- TASK STATEMENT -
Each entry should be quoted word for word, including every mark of punctuation.

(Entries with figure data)
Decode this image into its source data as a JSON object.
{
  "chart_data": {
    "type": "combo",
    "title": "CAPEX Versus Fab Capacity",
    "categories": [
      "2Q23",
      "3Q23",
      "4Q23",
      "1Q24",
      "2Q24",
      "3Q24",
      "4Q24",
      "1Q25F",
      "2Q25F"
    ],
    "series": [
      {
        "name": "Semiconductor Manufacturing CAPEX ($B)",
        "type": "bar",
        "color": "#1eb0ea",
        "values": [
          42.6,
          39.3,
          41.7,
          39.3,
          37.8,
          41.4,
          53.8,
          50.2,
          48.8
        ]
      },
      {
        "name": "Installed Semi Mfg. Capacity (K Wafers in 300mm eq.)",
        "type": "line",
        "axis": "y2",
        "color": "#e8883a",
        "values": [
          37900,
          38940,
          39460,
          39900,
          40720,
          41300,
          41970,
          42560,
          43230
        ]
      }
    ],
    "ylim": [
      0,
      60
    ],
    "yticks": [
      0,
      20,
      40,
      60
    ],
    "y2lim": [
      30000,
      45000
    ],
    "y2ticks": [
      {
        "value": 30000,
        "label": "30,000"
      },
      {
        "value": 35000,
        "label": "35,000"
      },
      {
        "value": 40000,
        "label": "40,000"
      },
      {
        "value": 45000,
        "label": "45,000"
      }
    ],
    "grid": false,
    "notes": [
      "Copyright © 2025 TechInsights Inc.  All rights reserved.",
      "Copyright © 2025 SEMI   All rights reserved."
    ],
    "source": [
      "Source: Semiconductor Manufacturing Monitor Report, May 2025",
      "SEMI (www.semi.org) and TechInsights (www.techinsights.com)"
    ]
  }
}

- FINISHED ANSWER -
Decode this image into its source data as a JSON object.
{
  "chart_data": {
    "type": "combo",
    "title": "CAPEX Versus Fab Capacity",
    "categories": [
      "2Q23",
      "3Q23",
      "4Q23",
      "1Q24",
      "2Q24",
      "3Q24",
      "4Q24",
      "1Q25F",
      "2Q25F"
    ],
    "series": [
      {
        "name": "Semiconductor Manufacturing CAPEX ($B)",
        "type": "bar",
        "color": "#1eb0ea",
        "values": [
          42.6,
          39.3,
          41.7,
          39.3,
          37.8,
          41.4,
          53.8,
          50.2,
          48.8
        ]
      },
      {
        "name": "Installed Semi Mfg. Capacity (K Wafers in 300mm eq.)",
        "type": "line",
        "axis": "y2",
        "color": "#e8883a",
        "values": [
          37900,
          38940,
          39460,
          39900,
          40720,
          41300,
          41970,
          42560,
          43230
        ]
      }
    ],
    "ylim": [
      0,
      60
    ],
    "yticks": [
      0,
      20,
      40,
      60
    ],
    "y2lim": [
      30000,
      45000
    ],
    "y2ticks": [
      {
        "value": 30000,
        "label": "30,000"
      },
      {
        "value": 35000,
        "label": "35,000"
      },
      {
        "value": 40000,
        "label": "40,000"
      },
      {
        "value": 45000,
        "label": "45,000"
      }
    ],
    "grid": false,
    "notes": [
      "Copyright © 2025 TechInsights Inc.  All rights reserved.",
      "Copyright © 2025 SEMI   All rights reserved."
    ],
    "source": [
      "Source: Semiconductor Manufacturing Monitor Report, May 2025",
      "SEMI (www.semi.org) and TechInsights (www.techinsights.com)"
    ]
  }
}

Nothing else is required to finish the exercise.